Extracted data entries
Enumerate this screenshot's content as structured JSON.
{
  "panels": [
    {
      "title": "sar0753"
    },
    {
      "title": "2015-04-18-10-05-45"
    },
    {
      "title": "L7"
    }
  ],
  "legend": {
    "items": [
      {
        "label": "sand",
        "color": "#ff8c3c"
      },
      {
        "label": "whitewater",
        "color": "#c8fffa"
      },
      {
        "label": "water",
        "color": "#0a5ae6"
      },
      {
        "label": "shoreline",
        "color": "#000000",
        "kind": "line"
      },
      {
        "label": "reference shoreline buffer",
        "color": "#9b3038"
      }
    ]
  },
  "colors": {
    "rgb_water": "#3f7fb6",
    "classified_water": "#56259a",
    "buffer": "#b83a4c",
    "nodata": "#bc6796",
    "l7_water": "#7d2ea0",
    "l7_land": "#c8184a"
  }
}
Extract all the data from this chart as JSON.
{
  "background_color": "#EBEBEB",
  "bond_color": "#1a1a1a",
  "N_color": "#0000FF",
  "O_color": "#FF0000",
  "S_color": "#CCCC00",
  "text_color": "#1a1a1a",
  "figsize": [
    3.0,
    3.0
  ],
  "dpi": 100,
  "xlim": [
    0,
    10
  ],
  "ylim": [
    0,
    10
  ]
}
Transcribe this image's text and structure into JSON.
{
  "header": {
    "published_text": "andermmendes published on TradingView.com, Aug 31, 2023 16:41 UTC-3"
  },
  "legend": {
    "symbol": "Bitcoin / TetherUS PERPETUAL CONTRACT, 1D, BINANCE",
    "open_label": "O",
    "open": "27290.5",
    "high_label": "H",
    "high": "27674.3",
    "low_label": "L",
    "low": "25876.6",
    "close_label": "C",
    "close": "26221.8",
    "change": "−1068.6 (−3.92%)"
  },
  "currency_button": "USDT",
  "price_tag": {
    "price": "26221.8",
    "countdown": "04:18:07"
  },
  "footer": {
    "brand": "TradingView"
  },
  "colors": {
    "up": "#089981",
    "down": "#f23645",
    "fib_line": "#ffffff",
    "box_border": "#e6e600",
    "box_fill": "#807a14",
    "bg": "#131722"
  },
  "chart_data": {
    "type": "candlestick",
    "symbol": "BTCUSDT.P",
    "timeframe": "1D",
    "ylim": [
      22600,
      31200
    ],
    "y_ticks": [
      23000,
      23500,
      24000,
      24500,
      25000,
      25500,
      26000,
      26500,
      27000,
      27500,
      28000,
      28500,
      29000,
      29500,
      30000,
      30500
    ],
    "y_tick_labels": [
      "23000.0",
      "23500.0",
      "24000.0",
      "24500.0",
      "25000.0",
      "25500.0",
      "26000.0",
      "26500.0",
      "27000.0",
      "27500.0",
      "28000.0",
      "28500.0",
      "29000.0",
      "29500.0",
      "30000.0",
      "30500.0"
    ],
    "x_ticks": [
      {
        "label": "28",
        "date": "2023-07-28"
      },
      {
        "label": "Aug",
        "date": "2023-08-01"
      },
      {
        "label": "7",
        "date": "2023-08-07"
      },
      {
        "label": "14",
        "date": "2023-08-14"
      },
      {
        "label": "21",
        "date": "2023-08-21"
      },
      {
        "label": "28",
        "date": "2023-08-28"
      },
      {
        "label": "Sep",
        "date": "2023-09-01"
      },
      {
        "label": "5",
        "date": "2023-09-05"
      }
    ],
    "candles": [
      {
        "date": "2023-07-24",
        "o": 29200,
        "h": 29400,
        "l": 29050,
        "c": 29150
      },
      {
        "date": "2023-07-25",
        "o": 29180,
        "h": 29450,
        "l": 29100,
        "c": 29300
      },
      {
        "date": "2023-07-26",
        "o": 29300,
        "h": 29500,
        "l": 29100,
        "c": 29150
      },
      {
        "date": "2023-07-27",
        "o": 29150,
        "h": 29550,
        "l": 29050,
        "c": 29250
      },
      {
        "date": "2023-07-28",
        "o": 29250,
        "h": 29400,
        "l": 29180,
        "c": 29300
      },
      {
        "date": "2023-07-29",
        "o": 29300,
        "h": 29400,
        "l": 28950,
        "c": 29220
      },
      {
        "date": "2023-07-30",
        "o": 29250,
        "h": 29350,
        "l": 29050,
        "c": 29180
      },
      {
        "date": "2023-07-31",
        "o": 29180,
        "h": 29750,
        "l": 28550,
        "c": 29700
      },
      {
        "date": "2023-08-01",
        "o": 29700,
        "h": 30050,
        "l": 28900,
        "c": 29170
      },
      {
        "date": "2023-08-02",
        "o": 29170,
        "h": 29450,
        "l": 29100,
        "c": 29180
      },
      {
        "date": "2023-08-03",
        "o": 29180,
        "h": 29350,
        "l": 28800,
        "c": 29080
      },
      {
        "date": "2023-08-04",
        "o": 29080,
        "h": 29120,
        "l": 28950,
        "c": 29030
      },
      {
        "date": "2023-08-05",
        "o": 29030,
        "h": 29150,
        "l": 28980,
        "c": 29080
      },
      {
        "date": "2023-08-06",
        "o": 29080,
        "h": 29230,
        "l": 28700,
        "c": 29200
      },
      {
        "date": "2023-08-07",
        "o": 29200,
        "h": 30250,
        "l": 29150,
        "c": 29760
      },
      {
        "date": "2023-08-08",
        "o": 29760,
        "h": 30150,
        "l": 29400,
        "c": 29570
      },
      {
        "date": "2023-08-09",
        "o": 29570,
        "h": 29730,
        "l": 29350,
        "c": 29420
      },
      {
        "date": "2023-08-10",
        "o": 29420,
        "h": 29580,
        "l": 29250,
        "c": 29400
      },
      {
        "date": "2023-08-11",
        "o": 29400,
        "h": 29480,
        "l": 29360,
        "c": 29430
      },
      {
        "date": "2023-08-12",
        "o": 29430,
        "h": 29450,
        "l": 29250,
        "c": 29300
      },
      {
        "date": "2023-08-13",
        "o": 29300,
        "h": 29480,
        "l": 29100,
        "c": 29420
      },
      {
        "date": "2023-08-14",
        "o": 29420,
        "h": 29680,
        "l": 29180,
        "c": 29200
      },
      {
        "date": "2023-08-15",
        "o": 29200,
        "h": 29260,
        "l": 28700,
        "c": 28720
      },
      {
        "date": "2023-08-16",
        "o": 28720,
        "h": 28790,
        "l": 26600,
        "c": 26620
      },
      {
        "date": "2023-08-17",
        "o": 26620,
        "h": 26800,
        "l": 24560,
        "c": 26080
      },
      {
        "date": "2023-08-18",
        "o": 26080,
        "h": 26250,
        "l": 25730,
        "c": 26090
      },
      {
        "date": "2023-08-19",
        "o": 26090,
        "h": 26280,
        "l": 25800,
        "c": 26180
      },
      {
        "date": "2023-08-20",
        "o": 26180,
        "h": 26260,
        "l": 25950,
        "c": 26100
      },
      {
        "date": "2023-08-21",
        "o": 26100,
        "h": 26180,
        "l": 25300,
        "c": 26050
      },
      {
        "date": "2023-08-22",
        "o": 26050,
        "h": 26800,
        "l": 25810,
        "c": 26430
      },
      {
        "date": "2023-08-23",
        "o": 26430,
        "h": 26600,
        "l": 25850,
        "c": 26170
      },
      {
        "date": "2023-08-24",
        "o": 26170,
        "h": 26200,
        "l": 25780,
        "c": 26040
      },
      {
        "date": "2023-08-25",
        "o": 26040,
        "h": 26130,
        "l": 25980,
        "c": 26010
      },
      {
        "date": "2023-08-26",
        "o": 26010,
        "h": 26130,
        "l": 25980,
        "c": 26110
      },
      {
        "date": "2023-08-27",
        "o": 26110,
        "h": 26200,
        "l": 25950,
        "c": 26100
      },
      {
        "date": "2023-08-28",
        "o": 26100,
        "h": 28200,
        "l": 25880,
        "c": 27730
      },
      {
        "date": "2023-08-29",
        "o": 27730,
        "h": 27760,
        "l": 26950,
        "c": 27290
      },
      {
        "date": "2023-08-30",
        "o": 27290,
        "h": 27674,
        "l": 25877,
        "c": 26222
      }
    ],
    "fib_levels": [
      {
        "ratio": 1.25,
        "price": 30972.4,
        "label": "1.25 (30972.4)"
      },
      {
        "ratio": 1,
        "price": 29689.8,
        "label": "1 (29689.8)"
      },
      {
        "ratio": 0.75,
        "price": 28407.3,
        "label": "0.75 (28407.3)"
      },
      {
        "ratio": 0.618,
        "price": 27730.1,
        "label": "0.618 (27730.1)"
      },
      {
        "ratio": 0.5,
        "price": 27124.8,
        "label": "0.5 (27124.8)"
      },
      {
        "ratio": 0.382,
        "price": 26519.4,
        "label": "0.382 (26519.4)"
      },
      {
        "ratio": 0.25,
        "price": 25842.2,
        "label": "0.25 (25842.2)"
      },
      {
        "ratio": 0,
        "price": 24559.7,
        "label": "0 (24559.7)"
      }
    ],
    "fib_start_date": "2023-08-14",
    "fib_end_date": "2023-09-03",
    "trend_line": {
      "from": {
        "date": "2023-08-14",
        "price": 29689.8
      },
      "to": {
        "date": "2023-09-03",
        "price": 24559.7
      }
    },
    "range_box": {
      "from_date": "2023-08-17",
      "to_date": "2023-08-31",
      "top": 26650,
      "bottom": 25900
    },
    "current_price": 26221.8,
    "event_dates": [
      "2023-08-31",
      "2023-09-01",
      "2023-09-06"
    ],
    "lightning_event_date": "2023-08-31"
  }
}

- _What is required_
Take every line containing the word "buffer" and copy it.

- _Solution to the problem_
        "label": "reference shoreline buffer",
    "buffer": "#b83a4c",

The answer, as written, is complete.